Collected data
+ + + +

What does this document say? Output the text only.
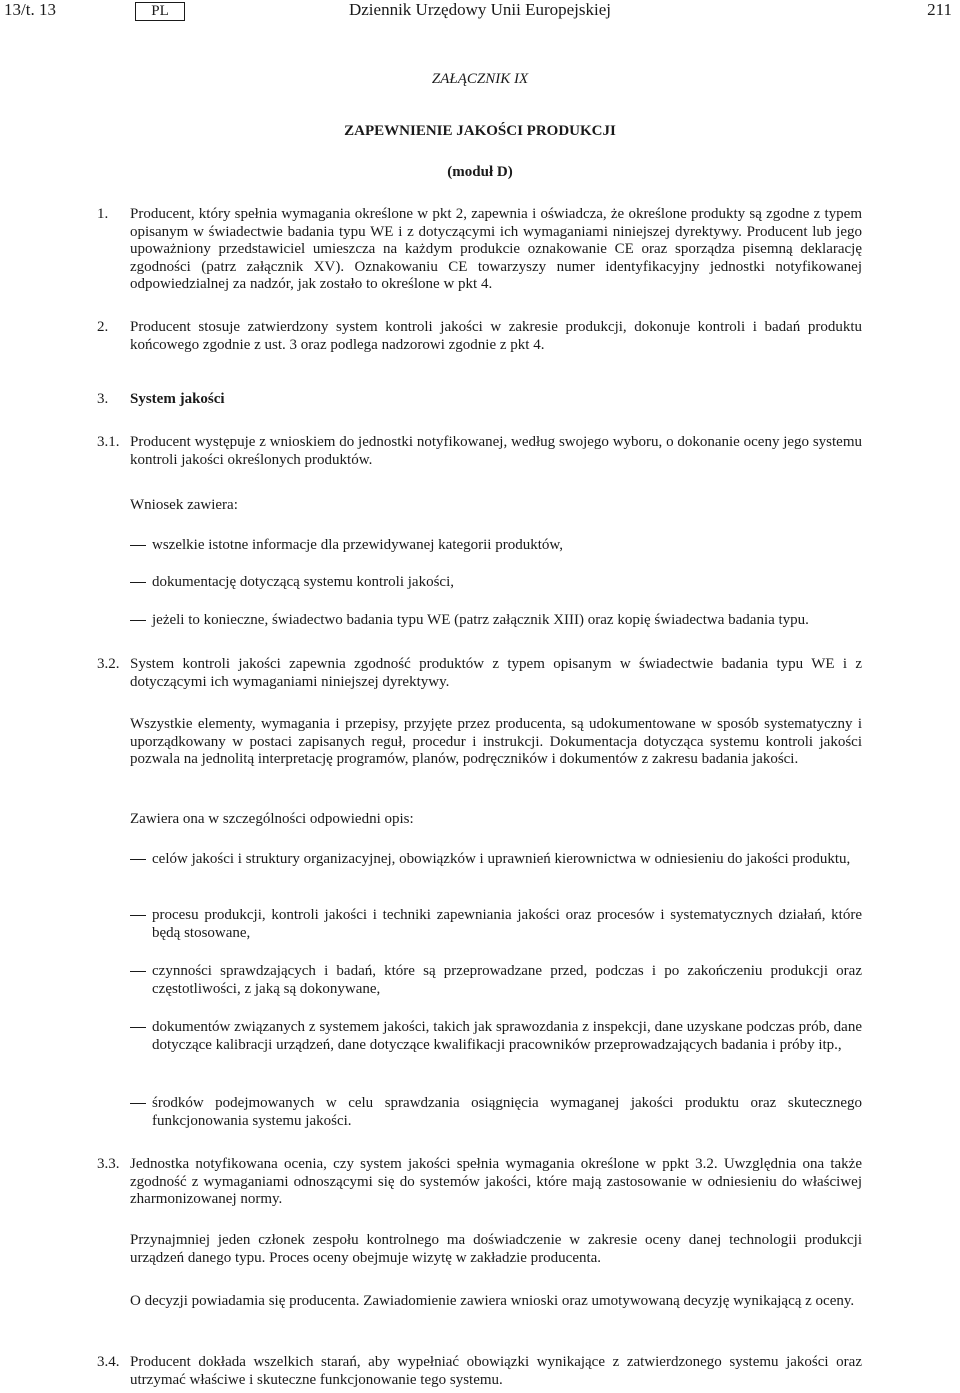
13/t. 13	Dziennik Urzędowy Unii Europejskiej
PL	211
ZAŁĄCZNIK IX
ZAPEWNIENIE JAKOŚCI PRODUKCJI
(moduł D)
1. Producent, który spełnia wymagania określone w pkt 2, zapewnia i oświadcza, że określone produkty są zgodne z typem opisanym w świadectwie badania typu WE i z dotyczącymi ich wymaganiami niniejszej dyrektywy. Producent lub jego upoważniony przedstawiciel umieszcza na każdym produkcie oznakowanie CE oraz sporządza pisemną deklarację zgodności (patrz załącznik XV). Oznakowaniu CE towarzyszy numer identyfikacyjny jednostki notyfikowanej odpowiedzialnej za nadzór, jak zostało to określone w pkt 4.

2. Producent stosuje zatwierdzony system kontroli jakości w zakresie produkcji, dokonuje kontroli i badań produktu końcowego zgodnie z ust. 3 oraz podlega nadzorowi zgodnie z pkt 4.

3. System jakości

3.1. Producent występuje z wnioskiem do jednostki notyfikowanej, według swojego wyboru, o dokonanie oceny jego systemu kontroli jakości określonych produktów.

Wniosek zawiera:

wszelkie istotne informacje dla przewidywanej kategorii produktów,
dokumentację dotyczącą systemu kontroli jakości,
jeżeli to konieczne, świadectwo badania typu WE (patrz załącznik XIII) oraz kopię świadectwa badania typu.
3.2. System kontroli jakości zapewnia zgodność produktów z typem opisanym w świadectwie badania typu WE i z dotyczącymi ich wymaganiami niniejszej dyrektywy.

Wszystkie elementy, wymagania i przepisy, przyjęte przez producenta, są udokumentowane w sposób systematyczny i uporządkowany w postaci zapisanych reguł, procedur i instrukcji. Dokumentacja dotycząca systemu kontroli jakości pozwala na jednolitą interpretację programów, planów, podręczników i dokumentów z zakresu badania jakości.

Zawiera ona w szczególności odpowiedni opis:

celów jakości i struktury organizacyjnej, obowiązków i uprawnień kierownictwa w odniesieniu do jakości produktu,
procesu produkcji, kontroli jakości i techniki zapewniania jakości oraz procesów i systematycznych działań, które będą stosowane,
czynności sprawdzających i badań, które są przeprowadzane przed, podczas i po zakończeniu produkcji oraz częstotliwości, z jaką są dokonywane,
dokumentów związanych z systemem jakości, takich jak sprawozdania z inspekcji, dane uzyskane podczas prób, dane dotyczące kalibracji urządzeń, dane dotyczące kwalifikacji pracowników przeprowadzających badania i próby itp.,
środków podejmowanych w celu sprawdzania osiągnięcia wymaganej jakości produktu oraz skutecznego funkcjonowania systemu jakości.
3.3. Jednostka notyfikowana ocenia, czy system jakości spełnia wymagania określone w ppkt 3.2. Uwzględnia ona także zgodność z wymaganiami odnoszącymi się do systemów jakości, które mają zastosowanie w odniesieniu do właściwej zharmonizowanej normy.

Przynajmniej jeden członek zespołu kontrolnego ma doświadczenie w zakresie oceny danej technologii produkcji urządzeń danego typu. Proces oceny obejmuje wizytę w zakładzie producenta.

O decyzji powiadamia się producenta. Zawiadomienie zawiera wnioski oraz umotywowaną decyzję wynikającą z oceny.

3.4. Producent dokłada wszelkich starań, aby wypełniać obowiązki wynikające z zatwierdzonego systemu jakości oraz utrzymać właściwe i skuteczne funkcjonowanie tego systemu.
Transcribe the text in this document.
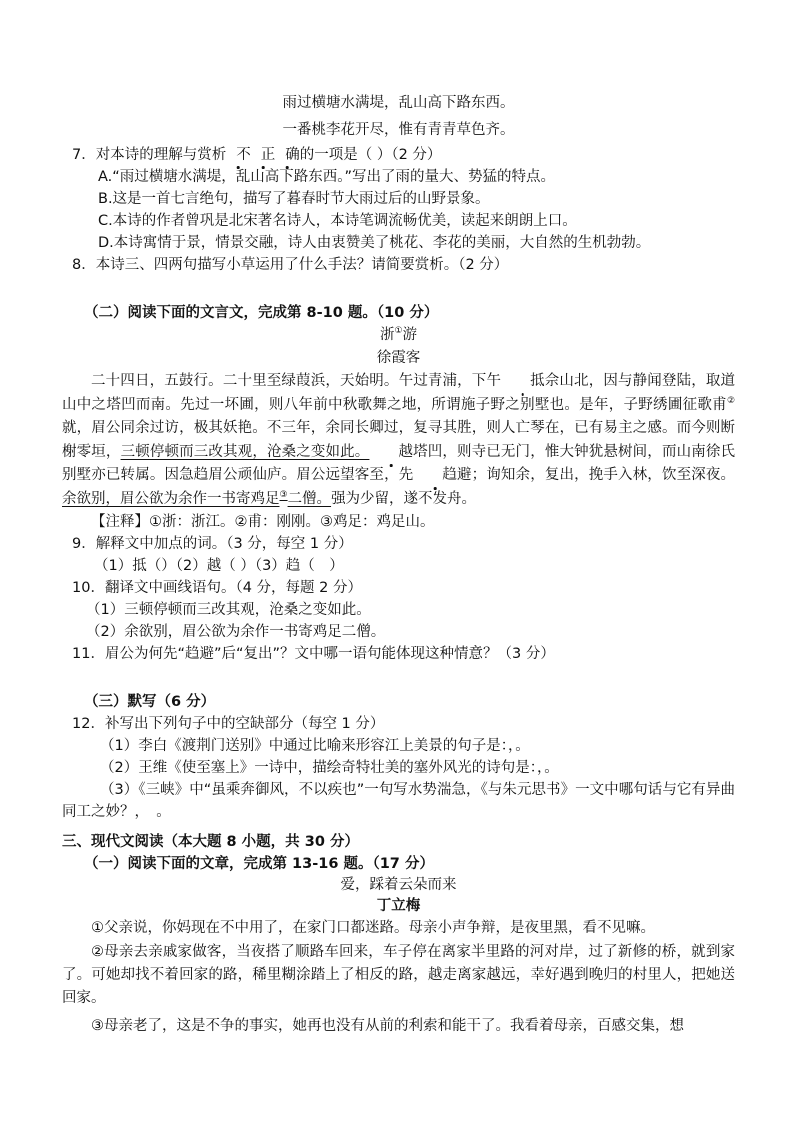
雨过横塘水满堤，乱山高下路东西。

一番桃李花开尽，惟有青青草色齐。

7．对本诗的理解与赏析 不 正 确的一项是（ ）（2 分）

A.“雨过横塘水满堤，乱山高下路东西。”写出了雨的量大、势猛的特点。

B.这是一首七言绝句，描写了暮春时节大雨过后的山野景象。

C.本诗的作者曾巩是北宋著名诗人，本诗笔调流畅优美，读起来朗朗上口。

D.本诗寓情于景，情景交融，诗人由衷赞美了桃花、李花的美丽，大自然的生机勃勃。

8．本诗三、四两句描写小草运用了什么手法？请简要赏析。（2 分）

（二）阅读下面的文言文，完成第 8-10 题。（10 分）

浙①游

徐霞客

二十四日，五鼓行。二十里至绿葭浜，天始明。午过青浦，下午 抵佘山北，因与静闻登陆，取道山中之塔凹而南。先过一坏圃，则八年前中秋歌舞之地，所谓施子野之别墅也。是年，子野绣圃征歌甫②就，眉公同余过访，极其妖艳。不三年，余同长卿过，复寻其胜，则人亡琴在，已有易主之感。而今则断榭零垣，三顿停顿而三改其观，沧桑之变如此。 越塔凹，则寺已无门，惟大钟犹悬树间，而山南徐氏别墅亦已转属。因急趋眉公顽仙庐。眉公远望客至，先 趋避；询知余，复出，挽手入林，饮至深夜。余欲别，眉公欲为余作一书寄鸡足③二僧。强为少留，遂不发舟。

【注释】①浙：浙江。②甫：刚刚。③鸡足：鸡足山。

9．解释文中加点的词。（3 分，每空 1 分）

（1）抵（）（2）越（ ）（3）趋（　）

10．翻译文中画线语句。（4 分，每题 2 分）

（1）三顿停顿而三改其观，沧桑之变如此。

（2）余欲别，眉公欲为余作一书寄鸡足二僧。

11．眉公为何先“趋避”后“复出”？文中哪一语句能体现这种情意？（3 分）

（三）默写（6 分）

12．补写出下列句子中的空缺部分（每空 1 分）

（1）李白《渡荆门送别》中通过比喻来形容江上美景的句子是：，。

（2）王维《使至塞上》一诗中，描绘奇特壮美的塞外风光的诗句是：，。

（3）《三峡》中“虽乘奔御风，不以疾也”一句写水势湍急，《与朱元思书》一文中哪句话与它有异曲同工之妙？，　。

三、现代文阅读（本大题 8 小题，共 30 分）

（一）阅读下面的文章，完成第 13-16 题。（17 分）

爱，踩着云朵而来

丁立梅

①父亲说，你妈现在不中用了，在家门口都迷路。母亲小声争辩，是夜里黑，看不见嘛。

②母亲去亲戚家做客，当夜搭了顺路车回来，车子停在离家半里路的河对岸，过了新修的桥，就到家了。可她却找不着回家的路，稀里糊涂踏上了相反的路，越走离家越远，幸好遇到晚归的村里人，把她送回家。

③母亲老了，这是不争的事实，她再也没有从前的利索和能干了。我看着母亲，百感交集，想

+ + + +

In the entries above, identify every line with the string "乱山高下路东西".

雨过横塘水满堤，乱山高下路东西。
A.“雨过横塘水满堤，乱山高下路东西。”写出了雨的量大、势猛的特点。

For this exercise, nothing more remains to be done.